- _Objective_
Check each line of the material below for "聚酯纤维", then copy the ones that contain it.

::::::::::

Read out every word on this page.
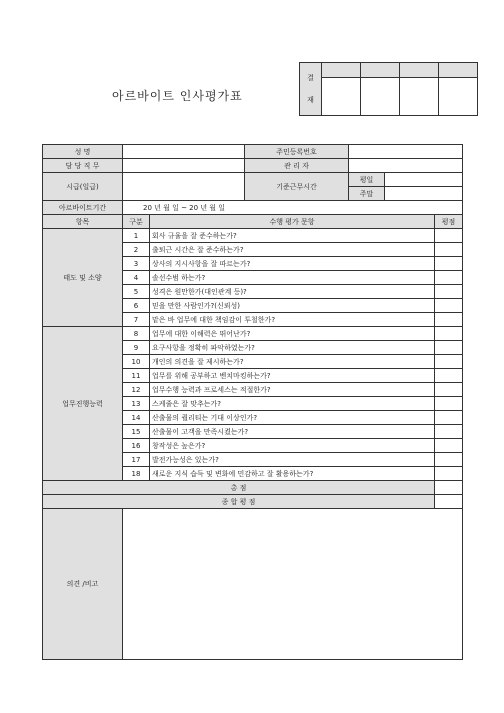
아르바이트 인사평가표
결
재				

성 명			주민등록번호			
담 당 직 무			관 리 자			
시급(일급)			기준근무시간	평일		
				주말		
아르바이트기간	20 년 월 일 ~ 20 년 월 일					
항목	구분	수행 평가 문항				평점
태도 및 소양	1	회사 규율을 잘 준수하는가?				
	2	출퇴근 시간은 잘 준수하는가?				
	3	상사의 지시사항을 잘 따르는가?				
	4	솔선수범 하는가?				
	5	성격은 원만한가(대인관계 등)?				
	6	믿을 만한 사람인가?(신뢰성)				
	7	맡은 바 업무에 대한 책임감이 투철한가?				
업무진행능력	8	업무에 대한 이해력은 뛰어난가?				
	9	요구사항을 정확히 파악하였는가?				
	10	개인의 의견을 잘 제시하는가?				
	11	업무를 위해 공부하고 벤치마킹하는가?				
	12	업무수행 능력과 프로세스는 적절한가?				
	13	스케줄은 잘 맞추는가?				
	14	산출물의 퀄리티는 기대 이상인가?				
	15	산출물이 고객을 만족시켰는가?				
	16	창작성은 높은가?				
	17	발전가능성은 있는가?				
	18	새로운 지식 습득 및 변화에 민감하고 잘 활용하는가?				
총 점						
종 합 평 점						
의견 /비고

::::::::::

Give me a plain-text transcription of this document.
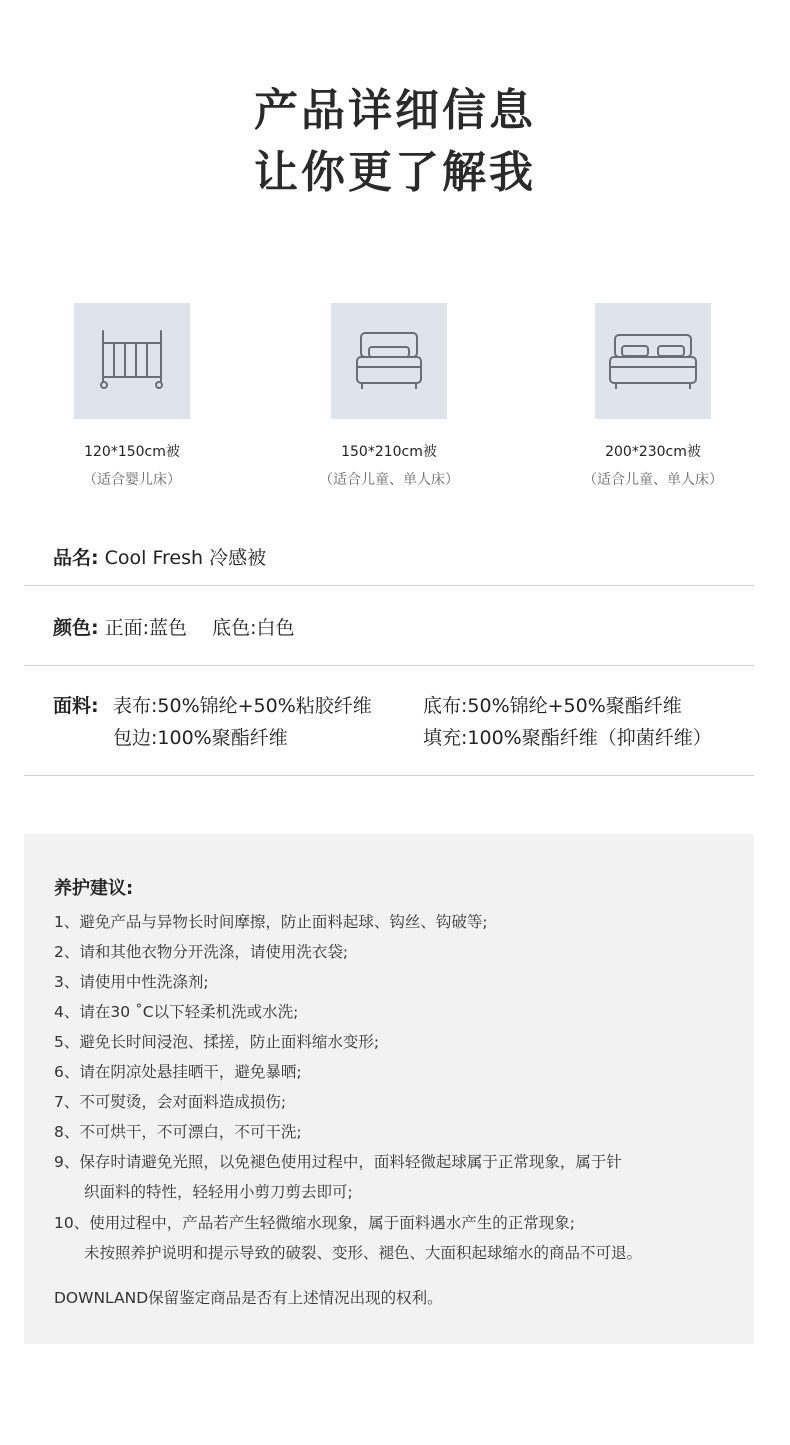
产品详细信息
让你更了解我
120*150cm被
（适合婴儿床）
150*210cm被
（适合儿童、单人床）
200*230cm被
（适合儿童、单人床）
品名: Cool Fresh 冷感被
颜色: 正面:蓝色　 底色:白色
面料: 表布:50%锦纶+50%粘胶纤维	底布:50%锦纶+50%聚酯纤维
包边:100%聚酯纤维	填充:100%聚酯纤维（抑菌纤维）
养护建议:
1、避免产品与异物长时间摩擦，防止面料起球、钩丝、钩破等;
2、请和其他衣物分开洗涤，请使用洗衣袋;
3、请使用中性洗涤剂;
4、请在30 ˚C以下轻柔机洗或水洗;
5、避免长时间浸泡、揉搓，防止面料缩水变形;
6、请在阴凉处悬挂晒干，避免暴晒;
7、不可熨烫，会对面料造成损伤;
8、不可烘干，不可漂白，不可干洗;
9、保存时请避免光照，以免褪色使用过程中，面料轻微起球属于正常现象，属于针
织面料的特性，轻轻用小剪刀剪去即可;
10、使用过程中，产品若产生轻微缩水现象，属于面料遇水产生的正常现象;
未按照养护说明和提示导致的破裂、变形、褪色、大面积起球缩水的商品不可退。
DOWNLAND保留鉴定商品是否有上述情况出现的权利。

::::::::::

- _Reply to the task_
面料: 表布:50%锦纶+50%粘胶纤维	底布:50%锦纶+50%聚酯纤维
包边:100%聚酯纤维	填充:100%聚酯纤维（抑菌纤维）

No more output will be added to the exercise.